TO BE DONE: Repeat all entries exactly.

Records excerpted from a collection
*****

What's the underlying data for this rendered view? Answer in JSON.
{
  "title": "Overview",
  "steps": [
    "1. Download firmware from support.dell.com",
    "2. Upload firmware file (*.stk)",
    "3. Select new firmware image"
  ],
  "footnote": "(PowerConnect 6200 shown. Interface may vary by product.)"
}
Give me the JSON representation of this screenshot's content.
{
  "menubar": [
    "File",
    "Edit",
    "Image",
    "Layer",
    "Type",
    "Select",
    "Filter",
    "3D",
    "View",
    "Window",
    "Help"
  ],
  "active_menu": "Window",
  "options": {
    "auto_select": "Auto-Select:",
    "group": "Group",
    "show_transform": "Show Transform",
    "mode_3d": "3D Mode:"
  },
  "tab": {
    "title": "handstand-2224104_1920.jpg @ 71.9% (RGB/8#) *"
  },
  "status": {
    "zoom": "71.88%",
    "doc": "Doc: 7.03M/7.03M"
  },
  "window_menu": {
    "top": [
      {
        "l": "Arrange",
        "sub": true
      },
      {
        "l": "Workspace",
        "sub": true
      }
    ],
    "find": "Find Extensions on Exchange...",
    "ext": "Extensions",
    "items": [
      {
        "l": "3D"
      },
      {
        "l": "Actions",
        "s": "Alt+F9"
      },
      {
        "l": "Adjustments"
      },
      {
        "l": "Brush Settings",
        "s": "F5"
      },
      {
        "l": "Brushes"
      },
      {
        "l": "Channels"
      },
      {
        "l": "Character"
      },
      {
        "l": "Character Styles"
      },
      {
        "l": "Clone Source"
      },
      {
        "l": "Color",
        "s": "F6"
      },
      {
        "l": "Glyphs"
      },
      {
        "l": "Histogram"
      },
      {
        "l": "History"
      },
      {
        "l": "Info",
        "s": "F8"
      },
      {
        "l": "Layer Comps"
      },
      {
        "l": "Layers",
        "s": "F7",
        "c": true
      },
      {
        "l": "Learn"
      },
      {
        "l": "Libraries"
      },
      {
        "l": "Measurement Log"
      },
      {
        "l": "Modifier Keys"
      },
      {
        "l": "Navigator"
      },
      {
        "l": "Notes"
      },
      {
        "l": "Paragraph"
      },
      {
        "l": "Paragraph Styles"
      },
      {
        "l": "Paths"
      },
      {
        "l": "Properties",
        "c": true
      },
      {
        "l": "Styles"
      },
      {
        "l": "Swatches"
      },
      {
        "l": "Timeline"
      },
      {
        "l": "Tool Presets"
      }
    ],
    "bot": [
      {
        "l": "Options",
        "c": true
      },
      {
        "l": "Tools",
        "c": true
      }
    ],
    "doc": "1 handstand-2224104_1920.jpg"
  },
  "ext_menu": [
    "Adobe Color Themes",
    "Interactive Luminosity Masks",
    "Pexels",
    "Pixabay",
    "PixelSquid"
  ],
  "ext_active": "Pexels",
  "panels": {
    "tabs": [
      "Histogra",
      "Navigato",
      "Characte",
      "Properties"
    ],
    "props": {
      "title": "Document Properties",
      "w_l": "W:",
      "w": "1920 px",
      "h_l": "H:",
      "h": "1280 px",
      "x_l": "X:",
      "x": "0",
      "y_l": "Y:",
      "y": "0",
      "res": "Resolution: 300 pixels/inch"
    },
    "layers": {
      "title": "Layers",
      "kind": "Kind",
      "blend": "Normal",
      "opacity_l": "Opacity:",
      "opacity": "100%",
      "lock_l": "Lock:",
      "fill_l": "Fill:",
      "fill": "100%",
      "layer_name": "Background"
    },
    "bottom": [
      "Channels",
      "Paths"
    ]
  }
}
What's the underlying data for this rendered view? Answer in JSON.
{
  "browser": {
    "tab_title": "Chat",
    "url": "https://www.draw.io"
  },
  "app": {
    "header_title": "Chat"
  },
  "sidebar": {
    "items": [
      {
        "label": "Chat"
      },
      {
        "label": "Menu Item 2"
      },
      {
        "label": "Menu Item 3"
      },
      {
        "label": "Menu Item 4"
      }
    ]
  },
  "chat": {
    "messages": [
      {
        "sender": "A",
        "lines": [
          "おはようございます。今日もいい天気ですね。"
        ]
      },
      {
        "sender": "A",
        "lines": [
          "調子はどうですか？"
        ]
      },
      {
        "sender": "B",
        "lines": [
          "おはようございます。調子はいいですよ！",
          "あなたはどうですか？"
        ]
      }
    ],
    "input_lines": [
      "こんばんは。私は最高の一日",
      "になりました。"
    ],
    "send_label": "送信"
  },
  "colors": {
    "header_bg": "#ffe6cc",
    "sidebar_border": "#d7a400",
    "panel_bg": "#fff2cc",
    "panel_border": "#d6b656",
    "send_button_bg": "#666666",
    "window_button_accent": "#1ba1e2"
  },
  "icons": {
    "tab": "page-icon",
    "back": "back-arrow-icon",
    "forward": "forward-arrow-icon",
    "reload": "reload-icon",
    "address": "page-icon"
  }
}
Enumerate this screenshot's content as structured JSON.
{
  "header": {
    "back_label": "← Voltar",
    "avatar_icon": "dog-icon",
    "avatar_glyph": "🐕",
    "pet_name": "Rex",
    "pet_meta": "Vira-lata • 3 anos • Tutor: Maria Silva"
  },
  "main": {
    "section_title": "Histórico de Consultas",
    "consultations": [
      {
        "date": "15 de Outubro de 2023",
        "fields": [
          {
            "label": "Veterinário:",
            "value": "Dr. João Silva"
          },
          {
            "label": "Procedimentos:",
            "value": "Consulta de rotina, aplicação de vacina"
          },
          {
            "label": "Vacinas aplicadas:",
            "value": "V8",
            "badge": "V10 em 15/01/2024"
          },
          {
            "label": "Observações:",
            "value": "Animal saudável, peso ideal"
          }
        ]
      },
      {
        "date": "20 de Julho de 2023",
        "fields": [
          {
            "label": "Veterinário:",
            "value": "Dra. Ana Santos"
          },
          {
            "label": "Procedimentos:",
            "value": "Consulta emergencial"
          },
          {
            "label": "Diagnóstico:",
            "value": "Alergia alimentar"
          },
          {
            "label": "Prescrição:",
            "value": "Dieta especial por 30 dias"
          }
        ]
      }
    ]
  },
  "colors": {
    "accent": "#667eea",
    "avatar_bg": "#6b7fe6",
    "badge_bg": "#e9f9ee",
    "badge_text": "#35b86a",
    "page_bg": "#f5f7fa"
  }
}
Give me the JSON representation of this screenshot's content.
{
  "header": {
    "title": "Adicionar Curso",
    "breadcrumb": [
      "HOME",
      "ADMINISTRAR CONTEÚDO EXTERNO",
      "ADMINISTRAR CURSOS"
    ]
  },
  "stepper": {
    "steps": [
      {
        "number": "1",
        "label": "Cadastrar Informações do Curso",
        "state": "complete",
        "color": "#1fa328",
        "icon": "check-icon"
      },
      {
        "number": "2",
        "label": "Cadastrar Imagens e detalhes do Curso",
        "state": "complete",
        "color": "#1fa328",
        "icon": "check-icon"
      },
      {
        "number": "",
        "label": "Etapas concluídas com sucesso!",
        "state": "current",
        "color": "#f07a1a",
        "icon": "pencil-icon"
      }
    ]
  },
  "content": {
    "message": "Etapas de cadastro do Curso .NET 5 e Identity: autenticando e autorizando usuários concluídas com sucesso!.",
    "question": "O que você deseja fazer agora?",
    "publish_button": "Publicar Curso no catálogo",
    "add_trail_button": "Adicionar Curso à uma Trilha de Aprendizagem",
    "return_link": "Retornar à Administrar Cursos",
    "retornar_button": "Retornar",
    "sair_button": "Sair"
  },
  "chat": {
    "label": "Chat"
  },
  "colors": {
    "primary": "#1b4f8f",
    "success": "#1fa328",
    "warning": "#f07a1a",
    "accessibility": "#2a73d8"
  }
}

*****

OUTPUT OF THE TASK:
What's the underlying data for this rendered view? Answer in JSON.
{
  "title": "Overview",
  "steps": [
    "1. Download firmware from support.dell.com",
    "2. Upload firmware file (*.stk)",
    "3. Select new firmware image"
  ],
  "footnote": "(PowerConnect 6200 shown. Interface may vary by product.)"
}
Give me the JSON representation of this screenshot's content.
{
  "menubar": [
    "File",
    "Edit",
    "Image",
    "Layer",
    "Type",
    "Select",
    "Filter",
    "3D",
    "View",
    "Window",
    "Help"
  ],
  "active_menu": "Window",
  "options": {
    "auto_select": "Auto-Select:",
    "group": "Group",
    "show_transform": "Show Transform",
    "mode_3d": "3D Mode:"
  },
  "tab": {
    "title": "handstand-2224104_1920.jpg @ 71.9% (RGB/8#) *"
  },
  "status": {
    "zoom": "71.88%",
    "doc": "Doc: 7.03M/7.03M"
  },
  "window_menu": {
    "top": [
      {
        "l": "Arrange",
        "sub": true
      },
      {
        "l": "Workspace",
        "sub": true
      }
    ],
    "find": "Find Extensions on Exchange...",
    "ext": "Extensions",
    "items": [
      {
        "l": "3D"
      },
      {
        "l": "Actions",
        "s": "Alt+F9"
      },
      {
        "l": "Adjustments"
      },
      {
        "l": "Brush Settings",
        "s": "F5"
      },
      {
        "l": "Brushes"
      },
      {
        "l": "Channels"
      },
      {
        "l": "Character"
      },
      {
        "l": "Character Styles"
      },
      {
        "l": "Clone Source"
      },
      {
        "l": "Color",
        "s": "F6"
      },
      {
        "l": "Glyphs"
      },
      {
        "l": "Histogram"
      },
      {
        "l": "History"
      },
      {
        "l": "Info",
        "s": "F8"
      },
      {
        "l": "Layer Comps"
      },
      {
        "l": "Layers",
        "s": "F7",
        "c": true
      },
      {
        "l": "Learn"
      },
      {
        "l": "Libraries"
      },
      {
        "l": "Measurement Log"
      },
      {
        "l": "Modifier Keys"
      },
      {
        "l": "Navigator"
      },
      {
        "l": "Notes"
      },
      {
        "l": "Paragraph"
      },
      {
        "l": "Paragraph Styles"
      },
      {
        "l": "Paths"
      },
      {
        "l": "Properties",
        "c": true
      },
      {
        "l": "Styles"
      },
      {
        "l": "Swatches"
      },
      {
        "l": "Timeline"
      },
      {
        "l": "Tool Presets"
      }
    ],
    "bot": [
      {
        "l": "Options",
        "c": true
      },
      {
        "l": "Tools",
        "c": true
      }
    ],
    "doc": "1 handstand-2224104_1920.jpg"
  },
  "ext_menu": [
    "Adobe Color Themes",
    "Interactive Luminosity Masks",
    "Pexels",
    "Pixabay",
    "PixelSquid"
  ],
  "ext_active": "Pexels",
  "panels": {
    "tabs": [
      "Histogra",
      "Navigato",
      "Characte",
      "Properties"
    ],
    "props": {
      "title": "Document Properties",
      "w_l": "W:",
      "w": "1920 px",
      "h_l": "H:",
      "h": "1280 px",
      "x_l": "X:",
      "x": "0",
      "y_l": "Y:",
      "y": "0",
      "res": "Resolution: 300 pixels/inch"
    },
    "layers": {
      "title": "Layers",
      "kind": "Kind",
      "blend": "Normal",
      "opacity_l": "Opacity:",
      "opacity": "100%",
      "lock_l": "Lock:",
      "fill_l": "Fill:",
      "fill": "100%",
      "layer_name": "Background"
    },
    "bottom": [
      "Channels",
      "Paths"
    ]
  }
}
What's the underlying data for this rendered view? Answer in JSON.
{
  "browser": {
    "tab_title": "Chat",
    "url": "https://www.draw.io"
  },
  "app": {
    "header_title": "Chat"
  },
  "sidebar": {
    "items": [
      {
        "label": "Chat"
      },
      {
        "label": "Menu Item 2"
      },
      {
        "label": "Menu Item 3"
      },
      {
        "label": "Menu Item 4"
      }
    ]
  },
  "chat": {
    "messages": [
      {
        "sender": "A",
        "lines": [
          "おはようございます。今日もいい天気ですね。"
        ]
      },
      {
        "sender": "A",
        "lines": [
          "調子はどうですか？"
        ]
      },
      {
        "sender": "B",
        "lines": [
          "おはようございます。調子はいいですよ！",
          "あなたはどうですか？"
        ]
      }
    ],
    "input_lines": [
      "こんばんは。私は最高の一日",
      "になりました。"
    ],
    "send_label": "送信"
  },
  "colors": {
    "header_bg": "#ffe6cc",
    "sidebar_border": "#d7a400",
    "panel_bg": "#fff2cc",
    "panel_border": "#d6b656",
    "send_button_bg": "#666666",
    "window_button_accent": "#1ba1e2"
  },
  "icons": {
    "tab": "page-icon",
    "back": "back-arrow-icon",
    "forward": "forward-arrow-icon",
    "reload": "reload-icon",
    "address": "page-icon"
  }
}
Enumerate this screenshot's content as structured JSON.
{
  "header": {
    "back_label": "← Voltar",
    "avatar_icon": "dog-icon",
    "avatar_glyph": "🐕",
    "pet_name": "Rex",
    "pet_meta": "Vira-lata • 3 anos • Tutor: Maria Silva"
  },
  "main": {
    "section_title": "Histórico de Consultas",
    "consultations": [
      {
        "date": "15 de Outubro de 2023",
        "fields": [
          {
            "label": "Veterinário:",
            "value": "Dr. João Silva"
          },
          {
            "label": "Procedimentos:",
            "value": "Consulta de rotina, aplicação de vacina"
          },
          {
            "label": "Vacinas aplicadas:",
            "value": "V8",
            "badge": "V10 em 15/01/2024"
          },
          {
            "label": "Observações:",
            "value": "Animal saudável, peso ideal"
          }
        ]
      },
      {
        "date": "20 de Julho de 2023",
        "fields": [
          {
            "label": "Veterinário:",
            "value": "Dra. Ana Santos"
          },
          {
            "label": "Procedimentos:",
            "value": "Consulta emergencial"
          },
          {
            "label": "Diagnóstico:",
            "value": "Alergia alimentar"
          },
          {
            "label": "Prescrição:",
            "value": "Dieta especial por 30 dias"
          }
        ]
      }
    ]
  },
  "colors": {
    "accent": "#667eea",
    "avatar_bg": "#6b7fe6",
    "badge_bg": "#e9f9ee",
    "badge_text": "#35b86a",
    "page_bg": "#f5f7fa"
  }
}
Give me the JSON representation of this screenshot's content.
{
  "header": {
    "title": "Adicionar Curso",
    "breadcrumb": [
      "HOME",
      "ADMINISTRAR CONTEÚDO EXTERNO",
      "ADMINISTRAR CURSOS"
    ]
  },
  "stepper": {
    "steps": [
      {
        "number": "1",
        "label": "Cadastrar Informações do Curso",
        "state": "complete",
        "color": "#1fa328",
        "icon": "check-icon"
      },
      {
        "number": "2",
        "label": "Cadastrar Imagens e detalhes do Curso",
        "state": "complete",
        "color": "#1fa328",
        "icon": "check-icon"
      },
      {
        "number": "",
        "label": "Etapas concluídas com sucesso!",
        "state": "current",
        "color": "#f07a1a",
        "icon": "pencil-icon"
      }
    ]
  },
  "content": {
    "message": "Etapas de cadastro do Curso .NET 5 e Identity: autenticando e autorizando usuários concluídas com sucesso!.",
    "question": "O que você deseja fazer agora?",
    "publish_button": "Publicar Curso no catálogo",
    "add_trail_button": "Adicionar Curso à uma Trilha de Aprendizagem",
    "return_link": "Retornar à Administrar Cursos",
    "retornar_button": "Retornar",
    "sair_button": "Sair"
  },
  "chat": {
    "label": "Chat"
  },
  "colors": {
    "primary": "#1b4f8f",
    "success": "#1fa328",
    "warning": "#f07a1a",
    "accessibility": "#2a73d8"
  }
}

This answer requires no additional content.